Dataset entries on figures
━━━

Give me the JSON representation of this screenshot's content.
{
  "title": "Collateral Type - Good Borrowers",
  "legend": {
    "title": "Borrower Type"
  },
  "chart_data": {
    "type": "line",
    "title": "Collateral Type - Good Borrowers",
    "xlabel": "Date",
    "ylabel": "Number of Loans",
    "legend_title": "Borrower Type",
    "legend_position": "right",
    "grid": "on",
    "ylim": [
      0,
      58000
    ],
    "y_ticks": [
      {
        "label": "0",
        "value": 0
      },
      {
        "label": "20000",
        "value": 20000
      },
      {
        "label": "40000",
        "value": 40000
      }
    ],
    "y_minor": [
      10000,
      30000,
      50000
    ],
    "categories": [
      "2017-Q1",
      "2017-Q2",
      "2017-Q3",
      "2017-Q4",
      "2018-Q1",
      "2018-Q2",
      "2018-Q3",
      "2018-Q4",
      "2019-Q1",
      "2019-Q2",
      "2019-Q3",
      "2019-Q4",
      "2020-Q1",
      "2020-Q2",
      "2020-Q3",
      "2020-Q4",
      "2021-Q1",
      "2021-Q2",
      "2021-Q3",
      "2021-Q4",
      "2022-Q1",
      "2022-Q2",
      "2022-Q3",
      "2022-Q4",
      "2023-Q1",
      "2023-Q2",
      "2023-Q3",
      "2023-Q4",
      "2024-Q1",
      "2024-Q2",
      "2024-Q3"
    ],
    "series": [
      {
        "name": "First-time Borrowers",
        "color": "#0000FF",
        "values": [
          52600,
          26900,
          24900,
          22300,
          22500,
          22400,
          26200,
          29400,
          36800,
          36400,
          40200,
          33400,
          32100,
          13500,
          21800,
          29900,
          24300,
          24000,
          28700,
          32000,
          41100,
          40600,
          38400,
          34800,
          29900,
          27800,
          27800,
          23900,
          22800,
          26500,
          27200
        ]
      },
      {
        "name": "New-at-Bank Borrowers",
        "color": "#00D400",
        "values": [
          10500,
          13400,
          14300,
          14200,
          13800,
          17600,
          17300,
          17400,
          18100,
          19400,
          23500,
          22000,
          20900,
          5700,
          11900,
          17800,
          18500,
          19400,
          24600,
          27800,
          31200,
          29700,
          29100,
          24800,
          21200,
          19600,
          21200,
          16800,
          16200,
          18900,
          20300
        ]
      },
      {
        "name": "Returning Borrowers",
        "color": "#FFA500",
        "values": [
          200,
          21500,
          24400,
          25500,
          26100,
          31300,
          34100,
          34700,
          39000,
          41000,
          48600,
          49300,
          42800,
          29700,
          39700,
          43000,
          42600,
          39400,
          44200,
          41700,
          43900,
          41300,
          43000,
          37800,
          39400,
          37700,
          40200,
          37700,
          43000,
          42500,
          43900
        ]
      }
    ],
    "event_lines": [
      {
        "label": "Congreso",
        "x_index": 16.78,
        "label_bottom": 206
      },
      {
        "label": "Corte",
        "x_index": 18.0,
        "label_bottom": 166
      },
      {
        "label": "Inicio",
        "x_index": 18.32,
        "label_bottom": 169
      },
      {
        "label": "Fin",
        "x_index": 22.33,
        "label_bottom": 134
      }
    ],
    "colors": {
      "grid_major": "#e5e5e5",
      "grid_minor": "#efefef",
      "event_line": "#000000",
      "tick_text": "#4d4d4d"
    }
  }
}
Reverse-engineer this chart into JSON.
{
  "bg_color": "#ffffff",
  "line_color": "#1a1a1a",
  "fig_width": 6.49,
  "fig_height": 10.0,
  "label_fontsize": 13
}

━━━

Output each record exactly, leaving nothing out.

Give me the JSON representation of this screenshot's content.
{
  "title": "Collateral Type - Good Borrowers",
  "legend": {
    "title": "Borrower Type"
  },
  "chart_data": {
    "type": "line",
    "title": "Collateral Type - Good Borrowers",
    "xlabel": "Date",
    "ylabel": "Number of Loans",
    "legend_title": "Borrower Type",
    "legend_position": "right",
    "grid": "on",
    "ylim": [
      0,
      58000
    ],
    "y_ticks": [
      {
        "label": "0",
        "value": 0
      },
      {
        "label": "20000",
        "value": 20000
      },
      {
        "label": "40000",
        "value": 40000
      }
    ],
    "y_minor": [
      10000,
      30000,
      50000
    ],
    "categories": [
      "2017-Q1",
      "2017-Q2",
      "2017-Q3",
      "2017-Q4",
      "2018-Q1",
      "2018-Q2",
      "2018-Q3",
      "2018-Q4",
      "2019-Q1",
      "2019-Q2",
      "2019-Q3",
      "2019-Q4",
      "2020-Q1",
      "2020-Q2",
      "2020-Q3",
      "2020-Q4",
      "2021-Q1",
      "2021-Q2",
      "2021-Q3",
      "2021-Q4",
      "2022-Q1",
      "2022-Q2",
      "2022-Q3",
      "2022-Q4",
      "2023-Q1",
      "2023-Q2",
      "2023-Q3",
      "2023-Q4",
      "2024-Q1",
      "2024-Q2",
      "2024-Q3"
    ],
    "series": [
      {
        "name": "First-time Borrowers",
        "color": "#0000FF",
        "values": [
          52600,
          26900,
          24900,
          22300,
          22500,
          22400,
          26200,
          29400,
          36800,
          36400,
          40200,
          33400,
          32100,
          13500,
          21800,
          29900,
          24300,
          24000,
          28700,
          32000,
          41100,
          40600,
          38400,
          34800,
          29900,
          27800,
          27800,
          23900,
          22800,
          26500,
          27200
        ]
      },
      {
        "name": "New-at-Bank Borrowers",
        "color": "#00D400",
        "values": [
          10500,
          13400,
          14300,
          14200,
          13800,
          17600,
          17300,
          17400,
          18100,
          19400,
          23500,
          22000,
          20900,
          5700,
          11900,
          17800,
          18500,
          19400,
          24600,
          27800,
          31200,
          29700,
          29100,
          24800,
          21200,
          19600,
          21200,
          16800,
          16200,
          18900,
          20300
        ]
      },
      {
        "name": "Returning Borrowers",
        "color": "#FFA500",
        "values": [
          200,
          21500,
          24400,
          25500,
          26100,
          31300,
          34100,
          34700,
          39000,
          41000,
          48600,
          49300,
          42800,
          29700,
          39700,
          43000,
          42600,
          39400,
          44200,
          41700,
          43900,
          41300,
          43000,
          37800,
          39400,
          37700,
          40200,
          37700,
          43000,
          42500,
          43900
        ]
      }
    ],
    "event_lines": [
      {
        "label": "Congreso",
        "x_index": 16.78,
        "label_bottom": 206
      },
      {
        "label": "Corte",
        "x_index": 18.0,
        "label_bottom": 166
      },
      {
        "label": "Inicio",
        "x_index": 18.32,
        "label_bottom": 169
      },
      {
        "label": "Fin",
        "x_index": 22.33,
        "label_bottom": 134
      }
    ],
    "colors": {
      "grid_major": "#e5e5e5",
      "grid_minor": "#efefef",
      "event_line": "#000000",
      "tick_text": "#4d4d4d"
    }
  }
}
Reverse-engineer this chart into JSON.
{
  "bg_color": "#ffffff",
  "line_color": "#1a1a1a",
  "fig_width": 6.49,
  "fig_height": 10.0,
  "label_fontsize": 13
}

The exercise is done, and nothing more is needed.